[To be done]
Note how many lines hold "JSON" and report that number by itself.

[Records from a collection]
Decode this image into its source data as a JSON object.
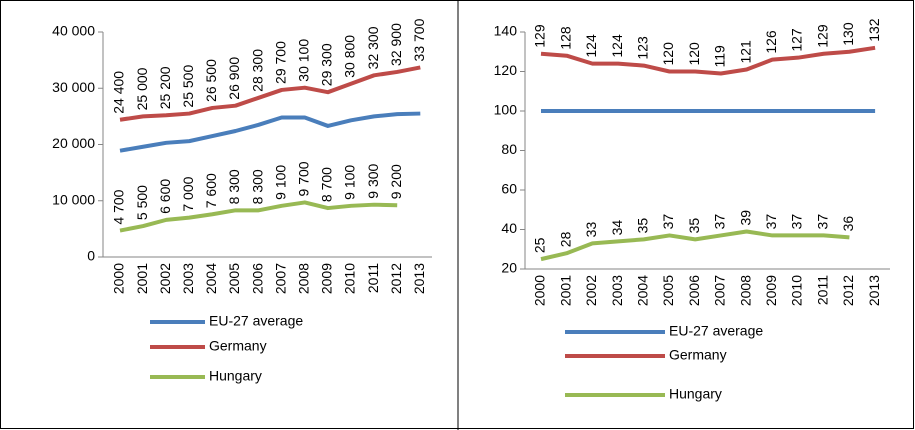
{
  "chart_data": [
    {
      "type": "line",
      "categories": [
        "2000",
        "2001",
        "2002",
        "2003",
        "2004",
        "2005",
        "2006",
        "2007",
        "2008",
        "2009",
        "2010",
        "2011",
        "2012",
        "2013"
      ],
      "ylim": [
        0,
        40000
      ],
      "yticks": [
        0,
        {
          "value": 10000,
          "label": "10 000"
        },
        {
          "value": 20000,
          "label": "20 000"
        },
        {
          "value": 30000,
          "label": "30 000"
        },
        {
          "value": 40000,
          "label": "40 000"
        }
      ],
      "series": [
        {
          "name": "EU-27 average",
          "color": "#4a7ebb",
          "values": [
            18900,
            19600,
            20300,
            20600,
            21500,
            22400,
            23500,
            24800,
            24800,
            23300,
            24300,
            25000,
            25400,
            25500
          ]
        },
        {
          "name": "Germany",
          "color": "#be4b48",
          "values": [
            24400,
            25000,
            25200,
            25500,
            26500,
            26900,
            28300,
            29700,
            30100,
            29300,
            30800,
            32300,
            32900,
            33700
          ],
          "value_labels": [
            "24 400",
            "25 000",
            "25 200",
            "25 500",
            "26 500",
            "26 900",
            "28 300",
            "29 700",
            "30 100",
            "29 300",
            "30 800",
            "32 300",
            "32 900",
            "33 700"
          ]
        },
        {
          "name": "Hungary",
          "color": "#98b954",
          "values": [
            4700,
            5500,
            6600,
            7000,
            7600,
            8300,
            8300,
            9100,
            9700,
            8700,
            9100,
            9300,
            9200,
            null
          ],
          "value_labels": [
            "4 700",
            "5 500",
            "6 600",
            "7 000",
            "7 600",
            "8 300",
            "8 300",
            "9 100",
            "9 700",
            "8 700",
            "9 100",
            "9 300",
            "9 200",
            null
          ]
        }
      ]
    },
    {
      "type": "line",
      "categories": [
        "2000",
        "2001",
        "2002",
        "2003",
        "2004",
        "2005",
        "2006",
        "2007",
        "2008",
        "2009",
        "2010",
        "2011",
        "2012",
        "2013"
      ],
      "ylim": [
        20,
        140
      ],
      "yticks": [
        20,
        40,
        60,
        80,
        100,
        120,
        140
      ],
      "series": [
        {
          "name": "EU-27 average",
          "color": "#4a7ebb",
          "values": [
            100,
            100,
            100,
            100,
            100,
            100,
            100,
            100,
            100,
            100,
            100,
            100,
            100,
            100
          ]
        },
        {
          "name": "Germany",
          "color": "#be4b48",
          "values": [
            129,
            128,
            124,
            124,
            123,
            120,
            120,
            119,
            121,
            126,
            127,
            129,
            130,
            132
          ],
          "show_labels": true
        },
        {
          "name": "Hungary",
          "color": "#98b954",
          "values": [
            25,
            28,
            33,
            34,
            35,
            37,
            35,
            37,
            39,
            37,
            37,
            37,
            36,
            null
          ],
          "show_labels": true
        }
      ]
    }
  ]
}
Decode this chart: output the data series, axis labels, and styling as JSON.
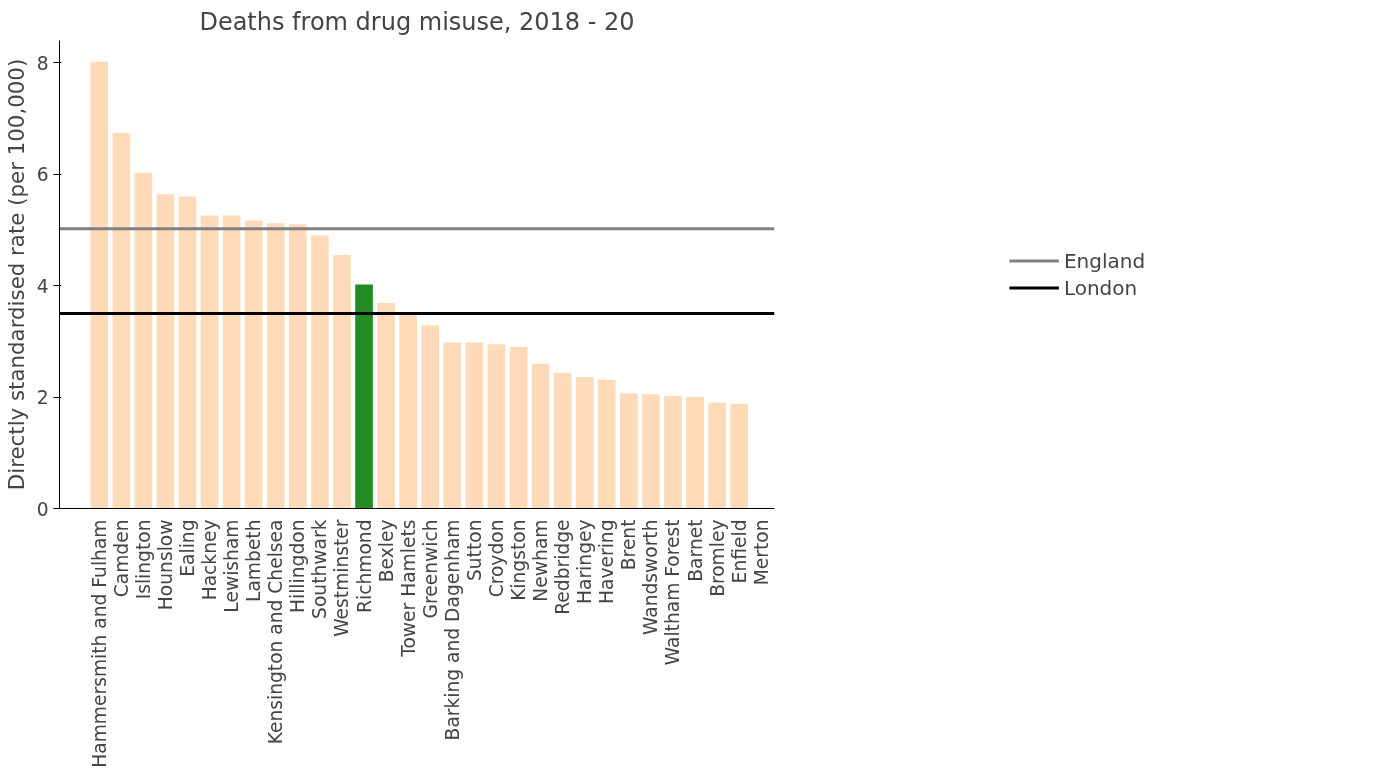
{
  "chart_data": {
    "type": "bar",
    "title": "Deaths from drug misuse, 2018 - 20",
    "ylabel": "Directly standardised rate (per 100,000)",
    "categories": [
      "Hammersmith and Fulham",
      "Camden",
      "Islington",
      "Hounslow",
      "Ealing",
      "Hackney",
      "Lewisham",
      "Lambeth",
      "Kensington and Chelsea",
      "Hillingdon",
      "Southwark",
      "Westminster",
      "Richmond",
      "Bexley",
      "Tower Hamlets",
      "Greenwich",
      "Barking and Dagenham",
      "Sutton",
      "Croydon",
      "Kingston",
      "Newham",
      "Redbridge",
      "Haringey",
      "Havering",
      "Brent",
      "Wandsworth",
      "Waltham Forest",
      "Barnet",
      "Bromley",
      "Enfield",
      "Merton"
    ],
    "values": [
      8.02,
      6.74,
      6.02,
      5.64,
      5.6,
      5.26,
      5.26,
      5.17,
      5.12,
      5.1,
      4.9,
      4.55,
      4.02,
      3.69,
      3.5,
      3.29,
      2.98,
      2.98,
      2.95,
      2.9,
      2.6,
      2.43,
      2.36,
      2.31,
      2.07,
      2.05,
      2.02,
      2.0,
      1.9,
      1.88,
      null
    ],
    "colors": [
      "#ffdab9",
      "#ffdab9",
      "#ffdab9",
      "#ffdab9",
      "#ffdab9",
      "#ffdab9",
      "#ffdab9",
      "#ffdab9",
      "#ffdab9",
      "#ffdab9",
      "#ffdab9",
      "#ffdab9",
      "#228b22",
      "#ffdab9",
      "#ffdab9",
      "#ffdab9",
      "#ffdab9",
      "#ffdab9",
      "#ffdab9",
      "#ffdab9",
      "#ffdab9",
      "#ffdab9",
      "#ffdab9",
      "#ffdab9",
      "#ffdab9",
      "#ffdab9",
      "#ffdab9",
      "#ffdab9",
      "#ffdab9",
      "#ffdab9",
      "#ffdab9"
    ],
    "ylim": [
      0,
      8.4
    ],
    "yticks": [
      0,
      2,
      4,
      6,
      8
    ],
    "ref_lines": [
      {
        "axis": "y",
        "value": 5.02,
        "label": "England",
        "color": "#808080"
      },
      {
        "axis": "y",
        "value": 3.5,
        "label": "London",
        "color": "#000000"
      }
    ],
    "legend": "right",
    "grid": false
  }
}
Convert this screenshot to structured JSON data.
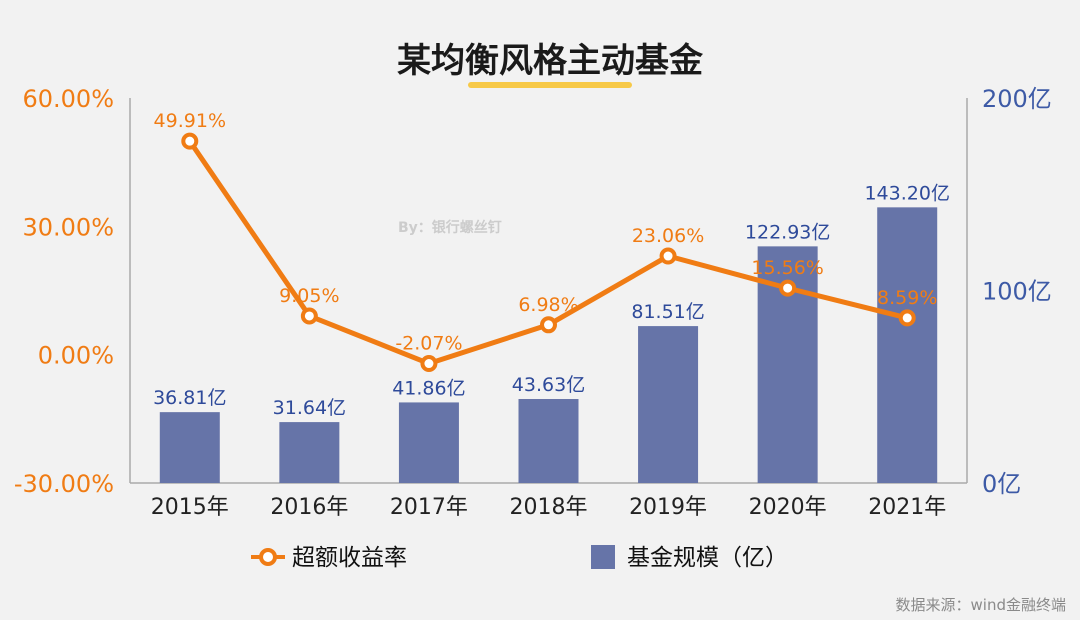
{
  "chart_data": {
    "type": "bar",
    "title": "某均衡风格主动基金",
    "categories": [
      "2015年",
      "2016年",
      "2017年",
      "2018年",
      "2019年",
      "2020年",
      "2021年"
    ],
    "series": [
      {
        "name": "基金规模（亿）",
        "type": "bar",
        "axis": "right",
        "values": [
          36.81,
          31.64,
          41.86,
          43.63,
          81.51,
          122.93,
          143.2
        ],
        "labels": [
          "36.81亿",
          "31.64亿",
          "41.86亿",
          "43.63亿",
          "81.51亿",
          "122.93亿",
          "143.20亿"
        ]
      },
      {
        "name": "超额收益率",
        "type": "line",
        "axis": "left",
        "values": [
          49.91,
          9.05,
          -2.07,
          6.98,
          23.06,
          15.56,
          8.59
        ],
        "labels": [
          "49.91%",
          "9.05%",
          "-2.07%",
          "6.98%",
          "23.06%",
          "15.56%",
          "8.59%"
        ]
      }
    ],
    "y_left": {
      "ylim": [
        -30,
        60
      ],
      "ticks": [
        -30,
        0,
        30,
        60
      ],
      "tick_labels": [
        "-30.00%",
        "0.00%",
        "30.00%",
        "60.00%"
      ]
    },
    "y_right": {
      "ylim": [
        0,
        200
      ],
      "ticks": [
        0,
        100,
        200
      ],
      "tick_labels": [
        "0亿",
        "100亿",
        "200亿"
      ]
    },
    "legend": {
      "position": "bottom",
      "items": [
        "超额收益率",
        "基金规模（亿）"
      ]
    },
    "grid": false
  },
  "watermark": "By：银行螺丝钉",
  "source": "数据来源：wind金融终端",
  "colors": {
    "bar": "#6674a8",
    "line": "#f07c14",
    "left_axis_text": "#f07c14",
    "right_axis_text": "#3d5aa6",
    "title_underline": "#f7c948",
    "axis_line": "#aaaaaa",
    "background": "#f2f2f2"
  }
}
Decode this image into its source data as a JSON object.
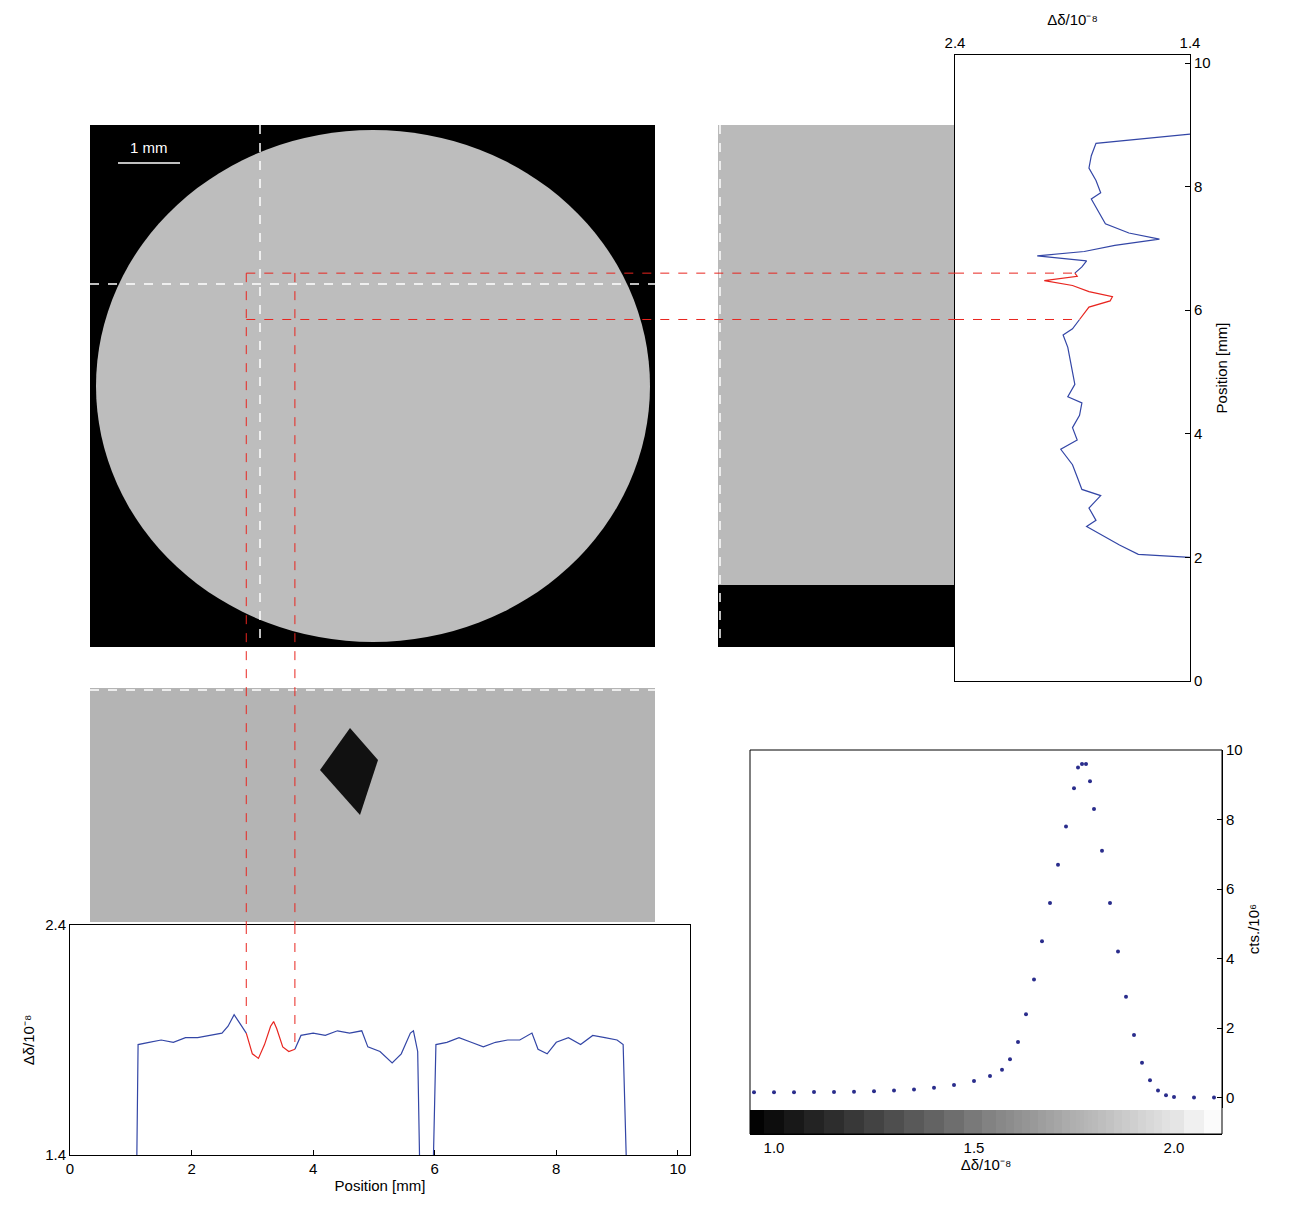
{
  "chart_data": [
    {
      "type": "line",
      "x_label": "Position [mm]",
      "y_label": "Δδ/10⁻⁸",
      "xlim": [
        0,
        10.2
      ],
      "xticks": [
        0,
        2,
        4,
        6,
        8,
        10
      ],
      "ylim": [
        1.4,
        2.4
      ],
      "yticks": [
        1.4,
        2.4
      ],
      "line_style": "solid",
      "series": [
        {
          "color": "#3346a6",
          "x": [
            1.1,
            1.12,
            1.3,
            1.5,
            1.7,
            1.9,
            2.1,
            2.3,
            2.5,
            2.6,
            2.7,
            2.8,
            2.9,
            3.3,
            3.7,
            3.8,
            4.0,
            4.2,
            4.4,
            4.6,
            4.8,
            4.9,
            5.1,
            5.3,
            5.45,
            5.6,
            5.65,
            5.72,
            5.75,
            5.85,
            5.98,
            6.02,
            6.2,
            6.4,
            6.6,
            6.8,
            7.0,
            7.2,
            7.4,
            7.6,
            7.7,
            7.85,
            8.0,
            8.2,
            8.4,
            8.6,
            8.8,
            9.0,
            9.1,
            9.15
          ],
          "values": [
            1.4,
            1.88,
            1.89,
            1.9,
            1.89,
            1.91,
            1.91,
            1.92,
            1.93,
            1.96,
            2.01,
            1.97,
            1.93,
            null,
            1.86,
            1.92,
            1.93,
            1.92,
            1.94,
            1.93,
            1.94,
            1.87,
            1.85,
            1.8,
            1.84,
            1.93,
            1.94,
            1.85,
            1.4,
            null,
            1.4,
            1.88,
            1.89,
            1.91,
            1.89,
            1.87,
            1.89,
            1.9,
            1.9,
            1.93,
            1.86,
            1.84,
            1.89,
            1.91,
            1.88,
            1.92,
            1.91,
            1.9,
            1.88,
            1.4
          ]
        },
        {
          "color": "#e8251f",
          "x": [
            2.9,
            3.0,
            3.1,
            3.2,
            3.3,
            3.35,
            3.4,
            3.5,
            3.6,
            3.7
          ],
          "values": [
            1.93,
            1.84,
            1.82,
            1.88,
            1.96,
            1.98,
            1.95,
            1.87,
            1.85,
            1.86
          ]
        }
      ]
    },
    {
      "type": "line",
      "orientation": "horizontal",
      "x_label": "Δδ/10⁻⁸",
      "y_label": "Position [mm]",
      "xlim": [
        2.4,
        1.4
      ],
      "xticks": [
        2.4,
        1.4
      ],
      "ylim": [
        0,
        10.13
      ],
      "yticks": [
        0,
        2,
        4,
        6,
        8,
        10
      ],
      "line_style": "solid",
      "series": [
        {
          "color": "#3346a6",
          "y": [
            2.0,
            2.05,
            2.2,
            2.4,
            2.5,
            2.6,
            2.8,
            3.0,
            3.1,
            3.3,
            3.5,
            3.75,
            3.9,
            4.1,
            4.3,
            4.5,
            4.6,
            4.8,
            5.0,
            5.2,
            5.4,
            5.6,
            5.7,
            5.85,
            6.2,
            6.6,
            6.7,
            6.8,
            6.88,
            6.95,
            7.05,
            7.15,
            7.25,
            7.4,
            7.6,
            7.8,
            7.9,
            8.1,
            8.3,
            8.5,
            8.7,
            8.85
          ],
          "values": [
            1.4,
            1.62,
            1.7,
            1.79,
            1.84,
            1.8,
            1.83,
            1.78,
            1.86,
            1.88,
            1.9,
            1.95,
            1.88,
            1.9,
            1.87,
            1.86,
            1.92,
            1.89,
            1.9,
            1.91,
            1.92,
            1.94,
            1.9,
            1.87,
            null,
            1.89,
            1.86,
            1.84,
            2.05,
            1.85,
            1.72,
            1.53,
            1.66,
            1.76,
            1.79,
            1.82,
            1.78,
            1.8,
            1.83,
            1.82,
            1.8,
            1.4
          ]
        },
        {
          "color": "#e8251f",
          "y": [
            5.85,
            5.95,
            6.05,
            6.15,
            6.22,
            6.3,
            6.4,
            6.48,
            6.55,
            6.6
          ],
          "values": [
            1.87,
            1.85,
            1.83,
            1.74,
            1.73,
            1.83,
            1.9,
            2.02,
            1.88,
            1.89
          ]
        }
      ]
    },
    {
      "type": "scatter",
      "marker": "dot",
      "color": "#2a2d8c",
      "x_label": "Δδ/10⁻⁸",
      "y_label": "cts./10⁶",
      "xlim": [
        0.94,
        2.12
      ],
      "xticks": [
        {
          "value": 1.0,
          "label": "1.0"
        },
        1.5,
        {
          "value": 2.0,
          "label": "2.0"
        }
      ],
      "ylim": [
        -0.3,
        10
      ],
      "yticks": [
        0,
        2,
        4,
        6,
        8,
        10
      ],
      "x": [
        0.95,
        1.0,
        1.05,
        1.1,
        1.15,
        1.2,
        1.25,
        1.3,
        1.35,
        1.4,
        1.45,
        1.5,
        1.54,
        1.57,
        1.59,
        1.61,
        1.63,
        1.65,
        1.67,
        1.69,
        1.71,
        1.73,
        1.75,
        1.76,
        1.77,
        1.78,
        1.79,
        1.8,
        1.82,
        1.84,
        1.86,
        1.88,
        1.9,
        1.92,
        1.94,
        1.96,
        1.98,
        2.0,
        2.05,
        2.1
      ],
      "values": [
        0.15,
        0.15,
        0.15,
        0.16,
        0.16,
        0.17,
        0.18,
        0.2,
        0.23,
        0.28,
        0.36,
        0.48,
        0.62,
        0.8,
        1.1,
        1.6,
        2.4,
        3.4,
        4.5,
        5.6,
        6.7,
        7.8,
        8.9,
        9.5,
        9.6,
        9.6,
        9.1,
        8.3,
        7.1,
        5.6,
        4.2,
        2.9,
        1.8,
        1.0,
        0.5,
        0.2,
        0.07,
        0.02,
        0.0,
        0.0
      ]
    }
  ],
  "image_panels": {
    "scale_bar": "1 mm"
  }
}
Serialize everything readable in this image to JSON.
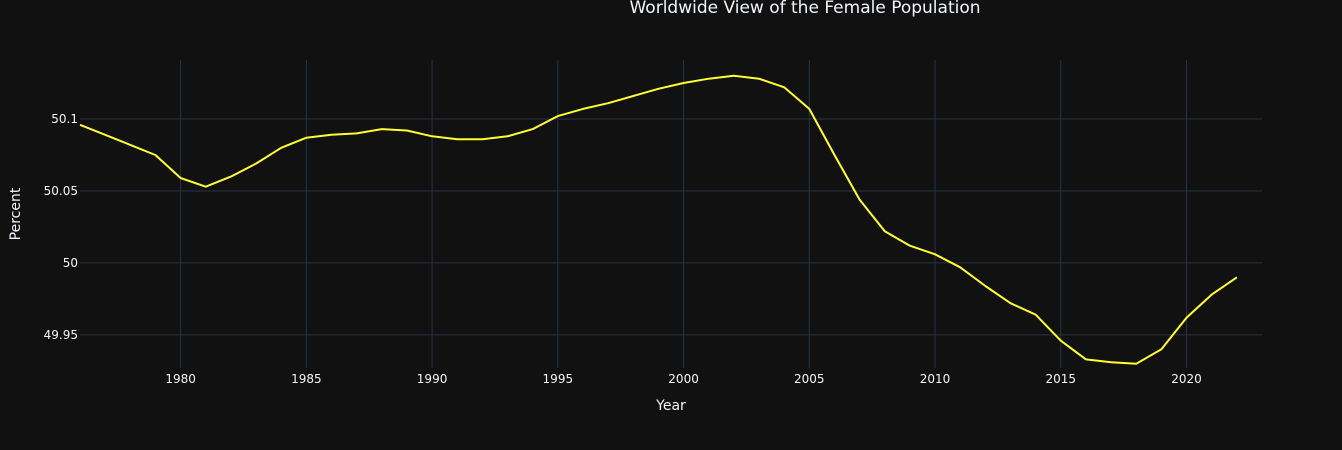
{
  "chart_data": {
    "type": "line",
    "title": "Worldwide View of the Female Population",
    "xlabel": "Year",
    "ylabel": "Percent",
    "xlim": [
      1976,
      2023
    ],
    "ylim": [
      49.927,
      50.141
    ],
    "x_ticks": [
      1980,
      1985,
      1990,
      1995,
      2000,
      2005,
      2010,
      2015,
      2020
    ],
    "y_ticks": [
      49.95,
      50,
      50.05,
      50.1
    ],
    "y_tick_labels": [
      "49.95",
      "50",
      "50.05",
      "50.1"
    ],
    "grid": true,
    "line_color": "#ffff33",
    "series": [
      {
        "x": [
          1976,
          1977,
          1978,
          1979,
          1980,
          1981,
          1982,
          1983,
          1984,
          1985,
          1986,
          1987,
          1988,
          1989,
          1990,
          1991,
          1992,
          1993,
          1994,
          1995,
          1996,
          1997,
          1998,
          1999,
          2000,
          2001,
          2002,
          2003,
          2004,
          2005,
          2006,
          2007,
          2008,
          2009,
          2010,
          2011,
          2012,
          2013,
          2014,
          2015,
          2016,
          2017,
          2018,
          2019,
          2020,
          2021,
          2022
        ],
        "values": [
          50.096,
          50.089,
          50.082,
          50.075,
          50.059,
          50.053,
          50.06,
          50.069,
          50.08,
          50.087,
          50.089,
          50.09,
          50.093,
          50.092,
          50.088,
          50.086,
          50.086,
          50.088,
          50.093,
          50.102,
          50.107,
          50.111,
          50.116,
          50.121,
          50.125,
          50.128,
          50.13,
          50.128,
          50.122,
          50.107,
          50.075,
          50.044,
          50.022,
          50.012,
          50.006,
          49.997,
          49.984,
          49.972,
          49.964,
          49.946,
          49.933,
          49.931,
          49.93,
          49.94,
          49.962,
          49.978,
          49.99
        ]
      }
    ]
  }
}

[Result of the task]
5